EXERCISE INPUTS -
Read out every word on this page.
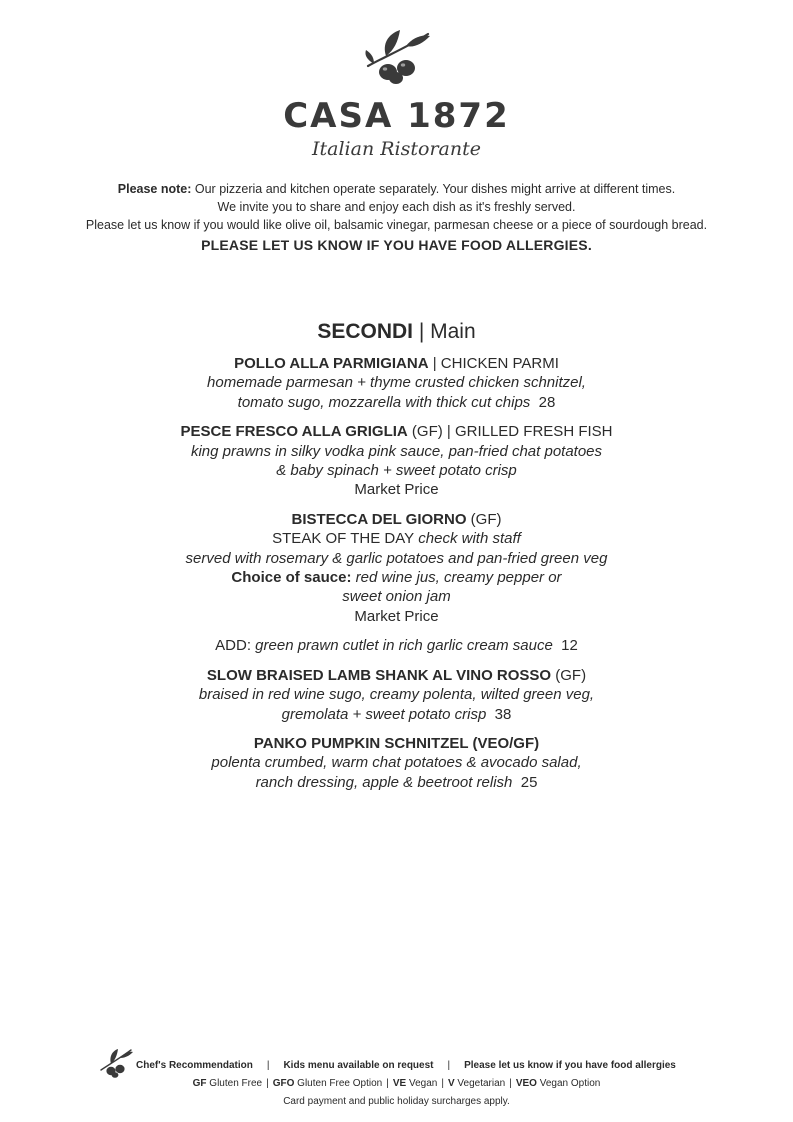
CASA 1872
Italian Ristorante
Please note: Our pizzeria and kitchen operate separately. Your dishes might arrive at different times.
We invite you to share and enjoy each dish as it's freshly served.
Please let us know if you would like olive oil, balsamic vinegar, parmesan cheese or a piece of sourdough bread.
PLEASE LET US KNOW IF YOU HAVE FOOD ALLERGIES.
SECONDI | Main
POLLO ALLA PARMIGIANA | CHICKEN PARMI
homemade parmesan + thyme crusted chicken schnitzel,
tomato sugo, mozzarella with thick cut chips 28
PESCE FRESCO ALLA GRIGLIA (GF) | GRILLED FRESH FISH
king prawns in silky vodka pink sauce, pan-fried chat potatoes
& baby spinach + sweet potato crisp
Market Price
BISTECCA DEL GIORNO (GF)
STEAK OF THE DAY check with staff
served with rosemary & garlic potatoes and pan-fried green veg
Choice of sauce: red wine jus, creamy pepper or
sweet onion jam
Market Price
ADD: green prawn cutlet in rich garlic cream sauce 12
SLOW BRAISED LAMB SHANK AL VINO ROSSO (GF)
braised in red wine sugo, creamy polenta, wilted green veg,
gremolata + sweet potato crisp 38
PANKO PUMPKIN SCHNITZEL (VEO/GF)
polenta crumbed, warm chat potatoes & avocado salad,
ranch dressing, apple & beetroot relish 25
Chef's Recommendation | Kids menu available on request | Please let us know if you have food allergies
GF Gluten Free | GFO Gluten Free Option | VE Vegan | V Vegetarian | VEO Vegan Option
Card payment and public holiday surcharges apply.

==

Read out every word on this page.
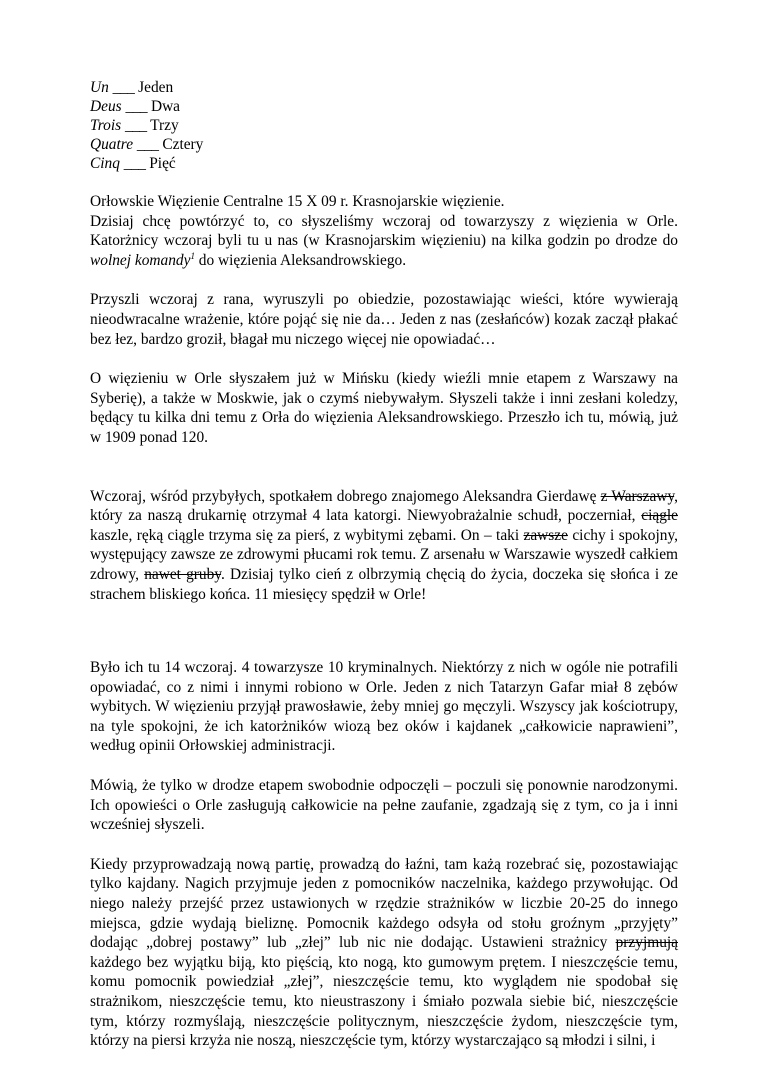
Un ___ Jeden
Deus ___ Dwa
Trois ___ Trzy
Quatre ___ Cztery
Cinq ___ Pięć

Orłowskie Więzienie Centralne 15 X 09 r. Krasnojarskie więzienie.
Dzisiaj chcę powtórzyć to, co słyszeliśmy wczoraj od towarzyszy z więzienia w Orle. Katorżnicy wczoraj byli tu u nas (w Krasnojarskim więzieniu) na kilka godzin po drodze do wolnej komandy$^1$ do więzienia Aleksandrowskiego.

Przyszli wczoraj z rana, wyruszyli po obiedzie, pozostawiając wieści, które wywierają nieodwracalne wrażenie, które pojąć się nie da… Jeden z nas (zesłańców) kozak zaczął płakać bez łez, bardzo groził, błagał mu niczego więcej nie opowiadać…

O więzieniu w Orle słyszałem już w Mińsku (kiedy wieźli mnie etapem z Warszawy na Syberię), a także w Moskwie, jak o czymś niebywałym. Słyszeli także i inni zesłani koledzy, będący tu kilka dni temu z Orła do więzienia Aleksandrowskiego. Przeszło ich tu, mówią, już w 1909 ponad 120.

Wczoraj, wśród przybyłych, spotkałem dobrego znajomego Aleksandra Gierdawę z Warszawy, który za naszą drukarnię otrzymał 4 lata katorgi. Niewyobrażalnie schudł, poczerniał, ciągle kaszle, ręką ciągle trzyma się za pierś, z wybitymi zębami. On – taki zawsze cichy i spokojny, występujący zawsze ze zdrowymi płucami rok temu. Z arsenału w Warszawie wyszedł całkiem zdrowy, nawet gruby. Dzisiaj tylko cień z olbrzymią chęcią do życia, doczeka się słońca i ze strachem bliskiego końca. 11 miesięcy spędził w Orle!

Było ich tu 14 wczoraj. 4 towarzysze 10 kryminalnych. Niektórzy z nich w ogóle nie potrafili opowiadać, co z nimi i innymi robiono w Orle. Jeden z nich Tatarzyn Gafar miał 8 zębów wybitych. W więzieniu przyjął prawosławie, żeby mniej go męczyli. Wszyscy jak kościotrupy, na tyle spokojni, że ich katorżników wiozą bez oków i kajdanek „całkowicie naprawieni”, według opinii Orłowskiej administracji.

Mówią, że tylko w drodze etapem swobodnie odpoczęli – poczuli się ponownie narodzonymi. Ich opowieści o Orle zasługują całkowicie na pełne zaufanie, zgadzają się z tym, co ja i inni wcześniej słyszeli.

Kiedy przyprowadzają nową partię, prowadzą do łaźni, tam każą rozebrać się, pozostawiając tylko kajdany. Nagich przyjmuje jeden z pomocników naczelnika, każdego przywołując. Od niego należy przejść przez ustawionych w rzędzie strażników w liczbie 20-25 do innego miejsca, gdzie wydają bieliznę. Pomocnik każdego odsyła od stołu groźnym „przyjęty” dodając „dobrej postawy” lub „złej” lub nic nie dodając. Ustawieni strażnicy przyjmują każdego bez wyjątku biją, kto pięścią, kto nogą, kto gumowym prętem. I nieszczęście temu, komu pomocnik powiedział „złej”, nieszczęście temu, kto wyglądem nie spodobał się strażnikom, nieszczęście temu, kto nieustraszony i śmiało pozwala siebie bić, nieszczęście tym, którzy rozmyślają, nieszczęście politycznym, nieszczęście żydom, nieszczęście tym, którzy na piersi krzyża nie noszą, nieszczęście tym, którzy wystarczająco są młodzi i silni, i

* * *

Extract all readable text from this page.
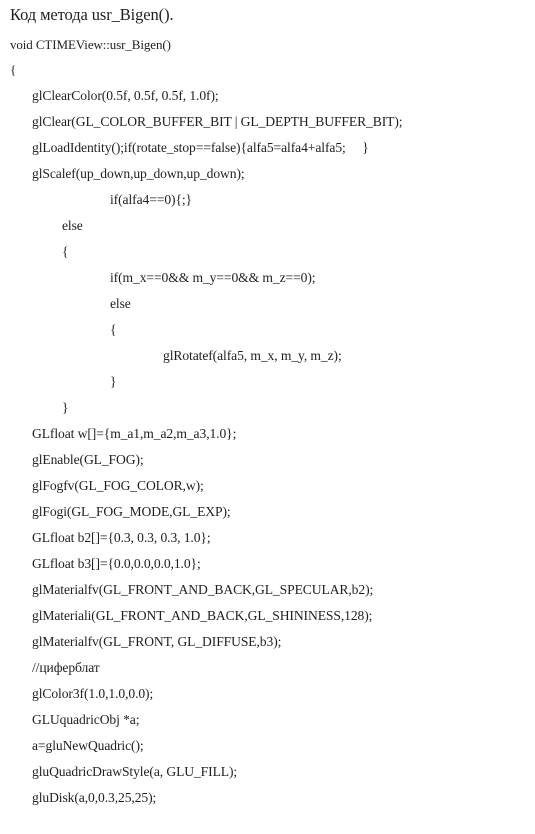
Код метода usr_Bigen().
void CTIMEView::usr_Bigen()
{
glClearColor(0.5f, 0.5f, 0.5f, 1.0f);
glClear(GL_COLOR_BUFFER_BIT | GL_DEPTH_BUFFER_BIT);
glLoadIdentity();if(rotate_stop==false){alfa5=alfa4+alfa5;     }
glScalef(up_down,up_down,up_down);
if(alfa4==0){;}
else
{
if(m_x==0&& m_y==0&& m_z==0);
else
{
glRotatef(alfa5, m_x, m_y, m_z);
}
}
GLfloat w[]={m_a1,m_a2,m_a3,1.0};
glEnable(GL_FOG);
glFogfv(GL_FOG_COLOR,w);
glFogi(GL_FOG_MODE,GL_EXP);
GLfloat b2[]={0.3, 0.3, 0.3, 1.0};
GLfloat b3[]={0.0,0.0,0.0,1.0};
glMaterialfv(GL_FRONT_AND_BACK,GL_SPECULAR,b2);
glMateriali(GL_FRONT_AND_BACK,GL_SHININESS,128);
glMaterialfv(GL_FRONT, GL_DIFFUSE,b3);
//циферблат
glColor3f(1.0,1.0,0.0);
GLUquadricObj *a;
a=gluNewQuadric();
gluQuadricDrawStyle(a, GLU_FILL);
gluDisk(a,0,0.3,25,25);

EXERCISE INSTRUCTIONS -
Gather all lines from the records above in which "drodze" appears.

WRITTEN SOLUTION -
Dzisiaj chcę powtórzyć to, co słyszeliśmy wczoraj od towarzyszy z więzienia w Orle. Katorżnicy wczoraj byli tu u nas (w Krasnojarskim więzieniu) na kilka godzin po drodze do wolnej komandy$^1$ do więzienia Aleksandrowskiego.
Mówią, że tylko w drodze etapem swobodnie odpoczęli – poczuli się ponownie narodzonymi. Ich opowieści o Orle zasługują całkowicie na pełne zaufanie, zgadzają się z tym, co ja i inni wcześniej słyszeli.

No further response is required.